Pivotal, a startup with Bill Gates' support, lights up holographic beamforming

Pivotal Commware, a startup that recently received $17 million in funding, is taking its proprietary holographic beamforming (HBF) to the streets, with plans to dramatically expand the capacity of existing 4G networks while becoming indispensable to the 5G rollout.

HBF was originally developed by several universities and readied for the market by technology incubator Intellectual Ventures, which recently spun-out Pivotal Commware in an aforementioned series A funding round that included Bill Gates as an investor. At the heart of the technology is a low-cost, low-power software-defined antenna which aims to improve upon the decades-old “phased array” beamforming technology that’s still in use today.

“Compared to HBF, phased arrays, which are often used in military applications, use a much higher cost, size, weight and power (C-SWaP) envelope,” said Brian Deutsch, CEO, Pivotal Commware, in an interview with FierceWirelessTech.

He said that HBF makes beamforming cost effective for four main markets: 1) mobile RAN, 2) rail, ship-to-shore, aviation and vehicles, 3) tactical communications for the military and government, and 4) wireless backhaul for small cells. 

“The largest of these markets, RAN, faces insatiable consumer demand for data,” Deutsch said. “But it’s nearly maxed out time-slicing (TDMA) and coding techniques (CDMA) to increase spectral efficiency and throughput to deliver that data. The RAN industry acknowledges that beamforming—leveraging the spatial dimension versus time/coding dimensions—is crucial to meeting this demand, particularly at the higher, millimeter-wave frequencies being made available by the FCC and similar agencies around the world.”

To wit: At millimeter frequencies, RF signals don’t propagate as far. Beamforming addresses this shortfall by narrowing the beams to increase their propagation, and by steering them to address mobility.

As to how HBF specifically works, it can shape and steer narrow beams dynamically, so that the same frequency can be reused in adjacent beams without interfering with each other. In contrast, existing antenna sector technology used in cell towers shares wide beams across many users, in a “town-crier” model, making spectrum reuse difficult.

“Narrowing beams this way increases their gain and therefore throughput, while increasing spectral efficiency via adjacent frequency reuse,” Deutsch said. “Increasing throughput and spectral efficiency is a rare ‘twofer’ in RF engineering.”

.....

• [TASK SET]
A - Write out the passage of the beamforming article word for word, starting at the words "HBF was originally" and stopping after "in use today.".
B - According to the beamforming article, how much funding did Pivotal Commware recently receive?
Use nothing but the beamforming article as your source.

.....

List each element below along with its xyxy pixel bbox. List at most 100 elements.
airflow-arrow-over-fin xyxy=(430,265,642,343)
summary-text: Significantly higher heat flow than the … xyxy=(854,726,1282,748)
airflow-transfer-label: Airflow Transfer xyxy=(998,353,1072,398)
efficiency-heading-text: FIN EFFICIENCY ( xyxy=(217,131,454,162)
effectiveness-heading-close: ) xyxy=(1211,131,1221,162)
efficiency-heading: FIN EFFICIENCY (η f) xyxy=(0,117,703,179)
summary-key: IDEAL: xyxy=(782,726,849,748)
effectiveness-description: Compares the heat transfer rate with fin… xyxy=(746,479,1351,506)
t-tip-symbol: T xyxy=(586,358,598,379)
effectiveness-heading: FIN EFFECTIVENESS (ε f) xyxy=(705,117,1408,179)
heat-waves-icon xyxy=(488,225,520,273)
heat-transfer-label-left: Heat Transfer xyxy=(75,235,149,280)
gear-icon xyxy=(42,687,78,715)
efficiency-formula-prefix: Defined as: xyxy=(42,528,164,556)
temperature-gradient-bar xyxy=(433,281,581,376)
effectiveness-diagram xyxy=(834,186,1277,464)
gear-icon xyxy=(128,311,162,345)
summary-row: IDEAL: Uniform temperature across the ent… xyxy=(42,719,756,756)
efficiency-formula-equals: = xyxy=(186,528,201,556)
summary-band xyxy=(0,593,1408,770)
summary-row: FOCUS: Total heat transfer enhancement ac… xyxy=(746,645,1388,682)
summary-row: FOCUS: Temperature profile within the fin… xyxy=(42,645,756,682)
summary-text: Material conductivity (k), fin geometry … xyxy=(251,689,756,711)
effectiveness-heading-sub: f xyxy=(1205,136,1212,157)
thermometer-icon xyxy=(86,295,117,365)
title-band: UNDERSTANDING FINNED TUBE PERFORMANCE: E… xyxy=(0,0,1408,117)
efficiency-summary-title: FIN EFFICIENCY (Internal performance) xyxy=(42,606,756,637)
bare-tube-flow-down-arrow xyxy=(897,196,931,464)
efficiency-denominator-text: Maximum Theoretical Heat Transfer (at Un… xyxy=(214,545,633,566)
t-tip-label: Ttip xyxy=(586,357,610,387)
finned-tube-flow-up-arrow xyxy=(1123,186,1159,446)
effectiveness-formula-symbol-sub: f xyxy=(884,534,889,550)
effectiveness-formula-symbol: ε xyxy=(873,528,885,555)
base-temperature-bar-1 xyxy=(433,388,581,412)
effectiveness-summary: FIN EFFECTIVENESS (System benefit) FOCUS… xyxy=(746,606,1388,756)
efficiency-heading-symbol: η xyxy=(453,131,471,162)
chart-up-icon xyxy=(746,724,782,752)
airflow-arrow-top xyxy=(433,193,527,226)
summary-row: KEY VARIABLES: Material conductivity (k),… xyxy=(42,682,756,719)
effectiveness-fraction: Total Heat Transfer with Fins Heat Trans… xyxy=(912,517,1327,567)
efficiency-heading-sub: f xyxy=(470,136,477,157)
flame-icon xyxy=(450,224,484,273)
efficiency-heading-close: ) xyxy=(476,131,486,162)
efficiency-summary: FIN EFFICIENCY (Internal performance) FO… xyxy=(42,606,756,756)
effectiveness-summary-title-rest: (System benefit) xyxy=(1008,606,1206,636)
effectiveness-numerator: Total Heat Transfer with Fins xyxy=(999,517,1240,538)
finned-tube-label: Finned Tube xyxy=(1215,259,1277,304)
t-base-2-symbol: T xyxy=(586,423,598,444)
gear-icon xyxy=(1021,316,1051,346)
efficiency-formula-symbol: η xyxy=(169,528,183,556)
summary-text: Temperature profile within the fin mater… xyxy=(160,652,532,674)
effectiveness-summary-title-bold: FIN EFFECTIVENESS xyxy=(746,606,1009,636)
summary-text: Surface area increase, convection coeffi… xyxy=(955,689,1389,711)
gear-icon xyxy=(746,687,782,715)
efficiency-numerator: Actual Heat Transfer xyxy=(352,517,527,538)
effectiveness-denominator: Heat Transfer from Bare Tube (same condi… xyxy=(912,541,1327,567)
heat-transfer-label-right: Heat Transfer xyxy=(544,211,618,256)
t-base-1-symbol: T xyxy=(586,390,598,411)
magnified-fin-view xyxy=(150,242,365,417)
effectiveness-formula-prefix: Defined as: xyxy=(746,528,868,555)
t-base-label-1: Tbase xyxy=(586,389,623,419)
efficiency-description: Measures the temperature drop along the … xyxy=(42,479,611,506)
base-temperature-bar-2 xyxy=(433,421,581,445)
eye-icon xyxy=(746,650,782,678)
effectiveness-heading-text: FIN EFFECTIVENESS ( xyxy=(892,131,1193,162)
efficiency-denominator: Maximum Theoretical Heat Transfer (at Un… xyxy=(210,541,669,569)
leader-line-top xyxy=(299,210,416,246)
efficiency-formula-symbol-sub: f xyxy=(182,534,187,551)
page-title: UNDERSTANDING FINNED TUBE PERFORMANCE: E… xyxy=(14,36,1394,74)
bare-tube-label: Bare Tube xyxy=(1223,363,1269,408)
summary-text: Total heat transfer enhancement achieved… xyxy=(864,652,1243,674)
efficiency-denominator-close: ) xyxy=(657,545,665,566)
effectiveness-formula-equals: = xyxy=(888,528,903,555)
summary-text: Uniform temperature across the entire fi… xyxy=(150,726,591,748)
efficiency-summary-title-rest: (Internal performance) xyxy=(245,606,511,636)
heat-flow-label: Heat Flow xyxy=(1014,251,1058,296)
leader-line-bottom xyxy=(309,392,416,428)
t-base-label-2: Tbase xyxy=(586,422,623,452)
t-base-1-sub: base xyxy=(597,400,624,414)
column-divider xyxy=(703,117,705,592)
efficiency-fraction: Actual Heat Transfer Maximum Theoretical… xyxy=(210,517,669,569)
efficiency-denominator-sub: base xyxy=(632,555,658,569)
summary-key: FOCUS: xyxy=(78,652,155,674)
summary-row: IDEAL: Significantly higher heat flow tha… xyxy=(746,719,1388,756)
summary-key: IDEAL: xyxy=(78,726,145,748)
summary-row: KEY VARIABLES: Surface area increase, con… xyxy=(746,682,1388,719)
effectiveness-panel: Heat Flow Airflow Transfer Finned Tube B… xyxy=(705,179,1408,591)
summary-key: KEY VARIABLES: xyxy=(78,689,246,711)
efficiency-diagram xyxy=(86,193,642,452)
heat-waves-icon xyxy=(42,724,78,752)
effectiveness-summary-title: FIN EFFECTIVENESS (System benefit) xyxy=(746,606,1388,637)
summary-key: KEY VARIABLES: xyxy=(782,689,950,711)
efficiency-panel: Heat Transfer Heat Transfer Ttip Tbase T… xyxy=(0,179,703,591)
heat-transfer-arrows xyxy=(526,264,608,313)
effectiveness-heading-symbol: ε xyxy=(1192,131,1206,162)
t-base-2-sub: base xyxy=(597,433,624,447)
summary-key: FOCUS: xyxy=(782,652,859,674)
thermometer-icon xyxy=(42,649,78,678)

.....

• [ANSWERS BY TASK]
A -
HBF was originally developed by several universities and readied for the market by technology incubator Intellectual Ventures, which recently spun-out Pivotal Commware in an aforementioned series A funding round that included Bill Gates as an investor. At the heart of the technology is a low-cost, low-power software-defined antenna which aims to improve upon the decades-old “phased array” beamforming technology that’s still in use today.

B - $17 million